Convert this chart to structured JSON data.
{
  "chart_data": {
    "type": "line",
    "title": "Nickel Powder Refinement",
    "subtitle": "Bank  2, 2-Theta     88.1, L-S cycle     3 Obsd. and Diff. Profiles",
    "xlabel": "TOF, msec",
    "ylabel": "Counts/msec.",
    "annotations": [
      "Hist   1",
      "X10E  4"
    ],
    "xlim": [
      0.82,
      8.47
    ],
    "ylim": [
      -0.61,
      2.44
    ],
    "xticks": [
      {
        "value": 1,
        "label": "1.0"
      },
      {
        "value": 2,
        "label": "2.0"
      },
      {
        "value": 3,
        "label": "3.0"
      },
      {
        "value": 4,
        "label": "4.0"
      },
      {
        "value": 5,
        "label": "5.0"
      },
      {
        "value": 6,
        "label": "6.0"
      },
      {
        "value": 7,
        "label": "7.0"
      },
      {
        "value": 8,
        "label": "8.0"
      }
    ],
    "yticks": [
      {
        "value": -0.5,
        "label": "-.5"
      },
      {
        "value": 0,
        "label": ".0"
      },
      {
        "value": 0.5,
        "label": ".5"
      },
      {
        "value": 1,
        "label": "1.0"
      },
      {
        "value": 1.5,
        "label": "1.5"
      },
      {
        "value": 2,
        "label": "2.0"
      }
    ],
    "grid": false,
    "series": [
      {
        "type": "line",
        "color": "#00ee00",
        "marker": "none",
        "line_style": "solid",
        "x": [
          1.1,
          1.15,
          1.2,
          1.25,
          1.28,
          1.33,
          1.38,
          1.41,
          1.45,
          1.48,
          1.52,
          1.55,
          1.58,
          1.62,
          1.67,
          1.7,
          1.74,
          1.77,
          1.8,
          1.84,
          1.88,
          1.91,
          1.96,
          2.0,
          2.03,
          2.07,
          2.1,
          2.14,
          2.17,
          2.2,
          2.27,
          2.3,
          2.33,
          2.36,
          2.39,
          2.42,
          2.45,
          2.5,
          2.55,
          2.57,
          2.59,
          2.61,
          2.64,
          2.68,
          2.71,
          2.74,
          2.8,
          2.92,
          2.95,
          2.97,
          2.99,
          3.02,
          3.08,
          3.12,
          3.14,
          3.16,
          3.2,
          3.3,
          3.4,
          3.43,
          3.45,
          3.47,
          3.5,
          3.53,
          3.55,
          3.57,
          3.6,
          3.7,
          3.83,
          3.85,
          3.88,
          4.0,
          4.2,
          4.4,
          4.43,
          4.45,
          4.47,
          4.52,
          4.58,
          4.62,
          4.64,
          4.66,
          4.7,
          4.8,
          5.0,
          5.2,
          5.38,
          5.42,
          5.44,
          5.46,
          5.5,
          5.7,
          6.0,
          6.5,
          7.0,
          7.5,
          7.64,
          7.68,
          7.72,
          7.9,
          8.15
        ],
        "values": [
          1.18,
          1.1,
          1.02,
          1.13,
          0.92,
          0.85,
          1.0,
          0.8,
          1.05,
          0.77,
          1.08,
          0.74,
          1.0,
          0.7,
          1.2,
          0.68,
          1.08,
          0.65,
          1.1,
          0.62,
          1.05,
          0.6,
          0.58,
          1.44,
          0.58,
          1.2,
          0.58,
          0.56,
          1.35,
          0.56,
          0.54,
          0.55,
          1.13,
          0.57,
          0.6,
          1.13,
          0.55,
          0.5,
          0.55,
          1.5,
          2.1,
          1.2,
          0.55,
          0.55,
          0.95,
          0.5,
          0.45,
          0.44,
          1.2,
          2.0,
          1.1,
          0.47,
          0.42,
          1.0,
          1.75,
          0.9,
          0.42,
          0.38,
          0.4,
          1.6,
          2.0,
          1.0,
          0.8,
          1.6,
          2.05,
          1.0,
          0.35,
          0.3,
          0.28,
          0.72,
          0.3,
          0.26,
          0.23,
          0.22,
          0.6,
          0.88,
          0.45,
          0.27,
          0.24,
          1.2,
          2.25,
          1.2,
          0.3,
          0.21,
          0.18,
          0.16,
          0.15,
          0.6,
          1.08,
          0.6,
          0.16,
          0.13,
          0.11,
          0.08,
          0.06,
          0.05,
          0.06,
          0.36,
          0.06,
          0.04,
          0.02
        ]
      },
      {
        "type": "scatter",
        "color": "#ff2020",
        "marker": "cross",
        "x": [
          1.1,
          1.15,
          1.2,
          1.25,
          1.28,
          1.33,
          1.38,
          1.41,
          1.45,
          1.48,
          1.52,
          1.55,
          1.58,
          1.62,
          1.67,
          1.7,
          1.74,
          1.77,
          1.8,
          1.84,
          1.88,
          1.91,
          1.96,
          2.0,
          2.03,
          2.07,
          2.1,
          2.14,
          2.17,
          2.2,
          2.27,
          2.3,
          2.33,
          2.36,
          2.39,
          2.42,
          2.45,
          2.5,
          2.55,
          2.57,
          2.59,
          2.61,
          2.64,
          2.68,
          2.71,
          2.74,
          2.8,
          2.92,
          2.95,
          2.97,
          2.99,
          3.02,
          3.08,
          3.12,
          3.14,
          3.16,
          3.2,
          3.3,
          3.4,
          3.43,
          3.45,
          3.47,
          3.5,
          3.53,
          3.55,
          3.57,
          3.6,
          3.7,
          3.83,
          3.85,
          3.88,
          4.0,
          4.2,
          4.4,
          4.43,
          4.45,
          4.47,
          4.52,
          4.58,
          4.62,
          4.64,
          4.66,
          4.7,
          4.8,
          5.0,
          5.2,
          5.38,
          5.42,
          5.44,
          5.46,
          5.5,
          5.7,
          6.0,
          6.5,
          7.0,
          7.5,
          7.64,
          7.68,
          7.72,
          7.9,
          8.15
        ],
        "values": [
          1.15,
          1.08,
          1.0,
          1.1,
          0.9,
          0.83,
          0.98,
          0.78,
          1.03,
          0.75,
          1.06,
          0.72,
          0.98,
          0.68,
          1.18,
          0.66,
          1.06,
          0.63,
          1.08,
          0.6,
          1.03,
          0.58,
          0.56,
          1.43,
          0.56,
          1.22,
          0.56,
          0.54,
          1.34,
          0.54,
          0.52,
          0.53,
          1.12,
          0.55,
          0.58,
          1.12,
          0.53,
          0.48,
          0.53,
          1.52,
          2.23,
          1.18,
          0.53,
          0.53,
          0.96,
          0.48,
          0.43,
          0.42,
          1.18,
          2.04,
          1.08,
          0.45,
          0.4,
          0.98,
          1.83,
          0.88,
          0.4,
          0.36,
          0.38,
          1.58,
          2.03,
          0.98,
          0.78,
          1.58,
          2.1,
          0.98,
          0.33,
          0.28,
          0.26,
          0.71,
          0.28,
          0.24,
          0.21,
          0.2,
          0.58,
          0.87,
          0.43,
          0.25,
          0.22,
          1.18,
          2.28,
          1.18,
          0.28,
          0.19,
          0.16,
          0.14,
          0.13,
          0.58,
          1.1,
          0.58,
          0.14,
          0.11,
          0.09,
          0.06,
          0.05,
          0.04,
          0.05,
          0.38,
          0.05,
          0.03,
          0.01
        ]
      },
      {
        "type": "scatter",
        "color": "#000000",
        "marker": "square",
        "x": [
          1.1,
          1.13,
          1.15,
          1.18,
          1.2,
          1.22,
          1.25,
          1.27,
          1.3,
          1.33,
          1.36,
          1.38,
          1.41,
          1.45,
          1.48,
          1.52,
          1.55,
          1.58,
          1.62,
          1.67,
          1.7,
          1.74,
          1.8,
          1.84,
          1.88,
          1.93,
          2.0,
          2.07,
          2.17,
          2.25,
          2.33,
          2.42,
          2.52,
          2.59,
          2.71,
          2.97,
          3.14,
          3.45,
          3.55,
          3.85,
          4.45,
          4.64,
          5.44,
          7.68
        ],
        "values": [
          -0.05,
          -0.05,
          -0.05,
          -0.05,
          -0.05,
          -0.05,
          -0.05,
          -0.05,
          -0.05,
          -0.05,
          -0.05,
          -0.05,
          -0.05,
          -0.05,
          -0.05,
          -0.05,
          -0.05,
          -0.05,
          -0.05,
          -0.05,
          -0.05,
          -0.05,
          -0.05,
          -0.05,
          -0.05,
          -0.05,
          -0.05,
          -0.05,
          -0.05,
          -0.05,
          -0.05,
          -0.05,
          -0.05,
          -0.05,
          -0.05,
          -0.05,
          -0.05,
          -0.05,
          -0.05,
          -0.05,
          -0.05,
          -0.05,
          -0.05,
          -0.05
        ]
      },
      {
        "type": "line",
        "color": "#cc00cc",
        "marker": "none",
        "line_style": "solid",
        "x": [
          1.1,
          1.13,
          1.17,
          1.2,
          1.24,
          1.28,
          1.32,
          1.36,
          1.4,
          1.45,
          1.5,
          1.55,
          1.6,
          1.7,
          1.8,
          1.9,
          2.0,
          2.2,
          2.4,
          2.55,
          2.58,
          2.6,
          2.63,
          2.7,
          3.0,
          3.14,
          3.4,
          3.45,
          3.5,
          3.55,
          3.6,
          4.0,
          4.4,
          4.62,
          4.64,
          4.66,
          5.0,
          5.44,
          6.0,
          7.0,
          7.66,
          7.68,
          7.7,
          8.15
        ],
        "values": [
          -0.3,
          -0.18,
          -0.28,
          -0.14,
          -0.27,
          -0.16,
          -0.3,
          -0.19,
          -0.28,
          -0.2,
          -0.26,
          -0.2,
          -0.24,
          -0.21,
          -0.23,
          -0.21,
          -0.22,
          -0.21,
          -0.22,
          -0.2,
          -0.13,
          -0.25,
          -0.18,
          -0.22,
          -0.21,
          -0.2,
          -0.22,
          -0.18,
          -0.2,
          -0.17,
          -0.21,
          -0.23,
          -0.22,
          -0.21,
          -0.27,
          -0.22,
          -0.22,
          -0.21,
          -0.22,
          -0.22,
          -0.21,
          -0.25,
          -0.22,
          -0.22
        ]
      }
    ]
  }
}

Problem details: Track down every line holding the string "marker" and copy it.

Answer below:
        "marker": "none",
        "marker": "cross",
        "marker": "square",
        "marker": "none",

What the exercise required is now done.